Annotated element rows

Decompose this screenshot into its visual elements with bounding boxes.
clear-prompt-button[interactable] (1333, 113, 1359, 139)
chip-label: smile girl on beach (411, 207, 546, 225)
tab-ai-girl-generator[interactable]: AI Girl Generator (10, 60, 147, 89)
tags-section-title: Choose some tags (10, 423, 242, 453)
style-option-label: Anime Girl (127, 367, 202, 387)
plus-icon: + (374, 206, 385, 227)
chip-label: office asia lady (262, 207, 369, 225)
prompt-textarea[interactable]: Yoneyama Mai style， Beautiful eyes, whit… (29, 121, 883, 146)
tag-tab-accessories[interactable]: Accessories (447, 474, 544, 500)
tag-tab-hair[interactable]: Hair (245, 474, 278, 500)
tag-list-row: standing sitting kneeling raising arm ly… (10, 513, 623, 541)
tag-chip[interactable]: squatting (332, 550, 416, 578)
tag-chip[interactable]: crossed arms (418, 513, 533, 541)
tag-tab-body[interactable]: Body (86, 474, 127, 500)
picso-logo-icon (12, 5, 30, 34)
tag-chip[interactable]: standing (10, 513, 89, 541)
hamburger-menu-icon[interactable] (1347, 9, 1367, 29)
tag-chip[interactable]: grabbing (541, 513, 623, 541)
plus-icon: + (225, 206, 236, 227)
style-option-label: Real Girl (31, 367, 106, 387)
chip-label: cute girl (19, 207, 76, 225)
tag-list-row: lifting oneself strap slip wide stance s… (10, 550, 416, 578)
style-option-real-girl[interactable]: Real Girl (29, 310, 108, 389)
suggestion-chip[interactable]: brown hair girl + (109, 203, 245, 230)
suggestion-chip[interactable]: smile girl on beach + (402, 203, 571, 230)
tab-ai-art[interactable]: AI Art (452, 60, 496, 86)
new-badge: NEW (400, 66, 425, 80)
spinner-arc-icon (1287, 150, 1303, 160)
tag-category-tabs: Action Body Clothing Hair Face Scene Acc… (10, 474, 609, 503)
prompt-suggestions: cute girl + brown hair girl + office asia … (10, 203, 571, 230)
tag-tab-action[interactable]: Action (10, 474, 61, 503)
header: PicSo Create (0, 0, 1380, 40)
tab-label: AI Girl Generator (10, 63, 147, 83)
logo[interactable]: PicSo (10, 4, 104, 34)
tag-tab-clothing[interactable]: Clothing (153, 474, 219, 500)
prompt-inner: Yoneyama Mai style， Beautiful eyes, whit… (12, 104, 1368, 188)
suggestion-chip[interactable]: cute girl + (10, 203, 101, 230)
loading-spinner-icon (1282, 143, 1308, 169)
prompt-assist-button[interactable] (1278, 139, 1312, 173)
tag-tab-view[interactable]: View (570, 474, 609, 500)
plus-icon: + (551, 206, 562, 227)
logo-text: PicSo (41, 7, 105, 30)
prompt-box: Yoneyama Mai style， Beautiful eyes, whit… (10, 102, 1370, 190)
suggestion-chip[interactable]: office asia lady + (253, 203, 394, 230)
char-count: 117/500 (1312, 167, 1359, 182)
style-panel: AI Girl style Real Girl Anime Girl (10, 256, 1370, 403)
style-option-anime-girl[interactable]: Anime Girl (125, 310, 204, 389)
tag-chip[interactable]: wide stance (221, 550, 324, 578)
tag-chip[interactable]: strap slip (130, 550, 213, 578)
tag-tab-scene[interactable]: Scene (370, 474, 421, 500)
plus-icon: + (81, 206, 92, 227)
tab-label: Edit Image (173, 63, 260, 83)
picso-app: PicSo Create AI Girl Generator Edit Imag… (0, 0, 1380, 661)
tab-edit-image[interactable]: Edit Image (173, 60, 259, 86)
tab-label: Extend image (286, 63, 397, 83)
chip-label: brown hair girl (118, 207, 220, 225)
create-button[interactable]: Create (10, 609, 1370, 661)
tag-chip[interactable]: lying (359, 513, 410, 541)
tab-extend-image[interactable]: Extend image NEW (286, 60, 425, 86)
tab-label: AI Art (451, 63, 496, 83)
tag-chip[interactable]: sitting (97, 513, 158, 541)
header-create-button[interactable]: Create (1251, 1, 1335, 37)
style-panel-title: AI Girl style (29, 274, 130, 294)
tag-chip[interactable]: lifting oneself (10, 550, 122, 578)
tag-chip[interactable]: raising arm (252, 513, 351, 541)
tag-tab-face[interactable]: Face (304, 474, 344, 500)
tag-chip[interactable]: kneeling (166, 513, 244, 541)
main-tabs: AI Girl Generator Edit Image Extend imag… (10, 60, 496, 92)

Challenge: Rename "style-option-label" to "style-option-caption" in the rows from the first one up to and including the line with "plus-icon: + (374, 206, 385, 227)", leaving everything else in those lines unchanged.

Right answer:
Decompose this screenshot into its visual elements with bounding boxes.
clear-prompt-button[interactable] (1333, 113, 1359, 139)
chip-label: smile girl on beach (411, 207, 546, 225)
tab-ai-girl-generator[interactable]: AI Girl Generator (10, 60, 147, 89)
tags-section-title: Choose some tags (10, 423, 242, 453)
style-option-caption: Anime Girl (127, 367, 202, 387)
plus-icon: + (374, 206, 385, 227)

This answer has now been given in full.